*Provided records:*
* * * * * * * * *
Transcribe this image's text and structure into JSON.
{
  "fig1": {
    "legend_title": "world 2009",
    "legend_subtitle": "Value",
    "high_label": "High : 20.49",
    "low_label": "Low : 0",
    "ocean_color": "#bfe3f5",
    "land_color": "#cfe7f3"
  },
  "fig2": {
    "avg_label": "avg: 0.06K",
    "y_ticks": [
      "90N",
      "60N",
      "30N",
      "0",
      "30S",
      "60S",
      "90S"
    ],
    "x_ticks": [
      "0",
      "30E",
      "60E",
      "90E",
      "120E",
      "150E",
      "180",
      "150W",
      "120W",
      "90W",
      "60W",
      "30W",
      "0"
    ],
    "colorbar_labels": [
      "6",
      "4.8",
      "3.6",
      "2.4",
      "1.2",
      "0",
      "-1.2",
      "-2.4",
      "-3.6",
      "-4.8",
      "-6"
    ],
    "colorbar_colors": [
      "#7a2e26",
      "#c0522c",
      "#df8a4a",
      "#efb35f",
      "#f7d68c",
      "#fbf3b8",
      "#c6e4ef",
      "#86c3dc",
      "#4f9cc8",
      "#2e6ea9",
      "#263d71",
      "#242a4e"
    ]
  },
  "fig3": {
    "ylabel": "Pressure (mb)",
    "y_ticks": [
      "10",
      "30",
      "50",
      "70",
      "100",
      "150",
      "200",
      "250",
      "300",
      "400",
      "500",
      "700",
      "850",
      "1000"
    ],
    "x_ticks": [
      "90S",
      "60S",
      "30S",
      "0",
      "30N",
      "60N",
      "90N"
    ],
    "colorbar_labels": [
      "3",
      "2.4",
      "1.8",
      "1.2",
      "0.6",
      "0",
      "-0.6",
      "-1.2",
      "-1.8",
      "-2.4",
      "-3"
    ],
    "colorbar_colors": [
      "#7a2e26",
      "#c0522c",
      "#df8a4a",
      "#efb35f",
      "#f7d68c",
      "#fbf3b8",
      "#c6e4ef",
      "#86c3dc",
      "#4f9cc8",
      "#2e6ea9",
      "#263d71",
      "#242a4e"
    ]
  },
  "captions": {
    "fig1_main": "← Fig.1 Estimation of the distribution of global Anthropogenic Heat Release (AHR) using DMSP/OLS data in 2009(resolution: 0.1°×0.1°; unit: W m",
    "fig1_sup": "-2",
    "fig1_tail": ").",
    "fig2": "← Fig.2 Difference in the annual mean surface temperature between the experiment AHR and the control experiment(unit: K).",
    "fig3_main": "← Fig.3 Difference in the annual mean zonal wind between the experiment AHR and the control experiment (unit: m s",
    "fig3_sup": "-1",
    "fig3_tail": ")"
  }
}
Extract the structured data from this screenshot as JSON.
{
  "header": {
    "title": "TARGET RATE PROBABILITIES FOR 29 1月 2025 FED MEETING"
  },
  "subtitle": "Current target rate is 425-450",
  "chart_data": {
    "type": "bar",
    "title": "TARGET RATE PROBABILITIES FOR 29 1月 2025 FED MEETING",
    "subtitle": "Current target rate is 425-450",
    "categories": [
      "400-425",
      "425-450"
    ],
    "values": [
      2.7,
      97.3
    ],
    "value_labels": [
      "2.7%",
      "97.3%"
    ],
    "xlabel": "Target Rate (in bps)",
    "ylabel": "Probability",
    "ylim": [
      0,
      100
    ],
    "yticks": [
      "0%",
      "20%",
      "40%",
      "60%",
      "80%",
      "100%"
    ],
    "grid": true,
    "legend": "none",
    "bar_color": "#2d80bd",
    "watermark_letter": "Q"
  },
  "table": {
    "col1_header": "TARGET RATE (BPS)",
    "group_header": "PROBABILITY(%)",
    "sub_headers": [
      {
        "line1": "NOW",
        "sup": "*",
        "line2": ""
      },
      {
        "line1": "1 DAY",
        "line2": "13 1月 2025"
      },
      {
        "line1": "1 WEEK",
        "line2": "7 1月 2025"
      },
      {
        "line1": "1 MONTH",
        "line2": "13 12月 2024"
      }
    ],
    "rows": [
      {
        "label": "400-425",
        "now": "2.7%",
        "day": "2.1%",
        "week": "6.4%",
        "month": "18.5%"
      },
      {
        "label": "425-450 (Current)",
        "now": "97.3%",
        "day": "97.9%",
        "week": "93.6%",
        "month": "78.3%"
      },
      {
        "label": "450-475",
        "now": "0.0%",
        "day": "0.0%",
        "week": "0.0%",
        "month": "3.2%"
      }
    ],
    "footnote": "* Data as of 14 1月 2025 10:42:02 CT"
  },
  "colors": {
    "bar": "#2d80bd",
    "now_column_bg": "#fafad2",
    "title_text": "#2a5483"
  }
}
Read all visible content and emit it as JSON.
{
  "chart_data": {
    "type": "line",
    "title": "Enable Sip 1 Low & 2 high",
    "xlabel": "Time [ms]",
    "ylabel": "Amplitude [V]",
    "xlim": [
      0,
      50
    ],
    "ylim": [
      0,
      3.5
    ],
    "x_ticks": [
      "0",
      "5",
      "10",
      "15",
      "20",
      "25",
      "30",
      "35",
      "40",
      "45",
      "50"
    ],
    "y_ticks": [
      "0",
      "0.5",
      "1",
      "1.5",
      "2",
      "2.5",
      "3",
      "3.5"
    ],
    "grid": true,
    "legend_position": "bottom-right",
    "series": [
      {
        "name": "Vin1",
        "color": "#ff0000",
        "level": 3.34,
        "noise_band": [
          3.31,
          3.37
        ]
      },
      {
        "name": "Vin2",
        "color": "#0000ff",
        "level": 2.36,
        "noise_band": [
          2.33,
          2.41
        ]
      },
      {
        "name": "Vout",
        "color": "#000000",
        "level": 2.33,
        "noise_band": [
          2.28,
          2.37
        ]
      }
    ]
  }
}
* * * * * * * * *
*Requirements:* Output the listing above exactly as it appears.

*Worked solution:*
Transcribe this image's text and structure into JSON.
{
  "fig1": {
    "legend_title": "world 2009",
    "legend_subtitle": "Value",
    "high_label": "High : 20.49",
    "low_label": "Low : 0",
    "ocean_color": "#bfe3f5",
    "land_color": "#cfe7f3"
  },
  "fig2": {
    "avg_label": "avg: 0.06K",
    "y_ticks": [
      "90N",
      "60N",
      "30N",
      "0",
      "30S",
      "60S",
      "90S"
    ],
    "x_ticks": [
      "0",
      "30E",
      "60E",
      "90E",
      "120E",
      "150E",
      "180",
      "150W",
      "120W",
      "90W",
      "60W",
      "30W",
      "0"
    ],
    "colorbar_labels": [
      "6",
      "4.8",
      "3.6",
      "2.4",
      "1.2",
      "0",
      "-1.2",
      "-2.4",
      "-3.6",
      "-4.8",
      "-6"
    ],
    "colorbar_colors": [
      "#7a2e26",
      "#c0522c",
      "#df8a4a",
      "#efb35f",
      "#f7d68c",
      "#fbf3b8",
      "#c6e4ef",
      "#86c3dc",
      "#4f9cc8",
      "#2e6ea9",
      "#263d71",
      "#242a4e"
    ]
  },
  "fig3": {
    "ylabel": "Pressure (mb)",
    "y_ticks": [
      "10",
      "30",
      "50",
      "70",
      "100",
      "150",
      "200",
      "250",
      "300",
      "400",
      "500",
      "700",
      "850",
      "1000"
    ],
    "x_ticks": [
      "90S",
      "60S",
      "30S",
      "0",
      "30N",
      "60N",
      "90N"
    ],
    "colorbar_labels": [
      "3",
      "2.4",
      "1.8",
      "1.2",
      "0.6",
      "0",
      "-0.6",
      "-1.2",
      "-1.8",
      "-2.4",
      "-3"
    ],
    "colorbar_colors": [
      "#7a2e26",
      "#c0522c",
      "#df8a4a",
      "#efb35f",
      "#f7d68c",
      "#fbf3b8",
      "#c6e4ef",
      "#86c3dc",
      "#4f9cc8",
      "#2e6ea9",
      "#263d71",
      "#242a4e"
    ]
  },
  "captions": {
    "fig1_main": "← Fig.1 Estimation of the distribution of global Anthropogenic Heat Release (AHR) using DMSP/OLS data in 2009(resolution: 0.1°×0.1°; unit: W m",
    "fig1_sup": "-2",
    "fig1_tail": ").",
    "fig2": "← Fig.2 Difference in the annual mean surface temperature between the experiment AHR and the control experiment(unit: K).",
    "fig3_main": "← Fig.3 Difference in the annual mean zonal wind between the experiment AHR and the control experiment (unit: m s",
    "fig3_sup": "-1",
    "fig3_tail": ")"
  }
}
Extract the structured data from this screenshot as JSON.
{
  "header": {
    "title": "TARGET RATE PROBABILITIES FOR 29 1月 2025 FED MEETING"
  },
  "subtitle": "Current target rate is 425-450",
  "chart_data": {
    "type": "bar",
    "title": "TARGET RATE PROBABILITIES FOR 29 1月 2025 FED MEETING",
    "subtitle": "Current target rate is 425-450",
    "categories": [
      "400-425",
      "425-450"
    ],
    "values": [
      2.7,
      97.3
    ],
    "value_labels": [
      "2.7%",
      "97.3%"
    ],
    "xlabel": "Target Rate (in bps)",
    "ylabel": "Probability",
    "ylim": [
      0,
      100
    ],
    "yticks": [
      "0%",
      "20%",
      "40%",
      "60%",
      "80%",
      "100%"
    ],
    "grid": true,
    "legend": "none",
    "bar_color": "#2d80bd",
    "watermark_letter": "Q"
  },
  "table": {
    "col1_header": "TARGET RATE (BPS)",
    "group_header": "PROBABILITY(%)",
    "sub_headers": [
      {
        "line1": "NOW",
        "sup": "*",
        "line2": ""
      },
      {
        "line1": "1 DAY",
        "line2": "13 1月 2025"
      },
      {
        "line1": "1 WEEK",
        "line2": "7 1月 2025"
      },
      {
        "line1": "1 MONTH",
        "line2": "13 12月 2024"
      }
    ],
    "rows": [
      {
        "label": "400-425",
        "now": "2.7%",
        "day": "2.1%",
        "week": "6.4%",
        "month": "18.5%"
      },
      {
        "label": "425-450 (Current)",
        "now": "97.3%",
        "day": "97.9%",
        "week": "93.6%",
        "month": "78.3%"
      },
      {
        "label": "450-475",
        "now": "0.0%",
        "day": "0.0%",
        "week": "0.0%",
        "month": "3.2%"
      }
    ],
    "footnote": "* Data as of 14 1月 2025 10:42:02 CT"
  },
  "colors": {
    "bar": "#2d80bd",
    "now_column_bg": "#fafad2",
    "title_text": "#2a5483"
  }
}
Read all visible content and emit it as JSON.
{
  "chart_data": {
    "type": "line",
    "title": "Enable Sip 1 Low & 2 high",
    "xlabel": "Time [ms]",
    "ylabel": "Amplitude [V]",
    "xlim": [
      0,
      50
    ],
    "ylim": [
      0,
      3.5
    ],
    "x_ticks": [
      "0",
      "5",
      "10",
      "15",
      "20",
      "25",
      "30",
      "35",
      "40",
      "45",
      "50"
    ],
    "y_ticks": [
      "0",
      "0.5",
      "1",
      "1.5",
      "2",
      "2.5",
      "3",
      "3.5"
    ],
    "grid": true,
    "legend_position": "bottom-right",
    "series": [
      {
        "name": "Vin1",
        "color": "#ff0000",
        "level": 3.34,
        "noise_band": [
          3.31,
          3.37
        ]
      },
      {
        "name": "Vin2",
        "color": "#0000ff",
        "level": 2.36,
        "noise_band": [
          2.33,
          2.41
        ]
      },
      {
        "name": "Vout",
        "color": "#000000",
        "level": 2.33,
        "noise_band": [
          2.28,
          2.37
        ]
      }
    ]
  }
}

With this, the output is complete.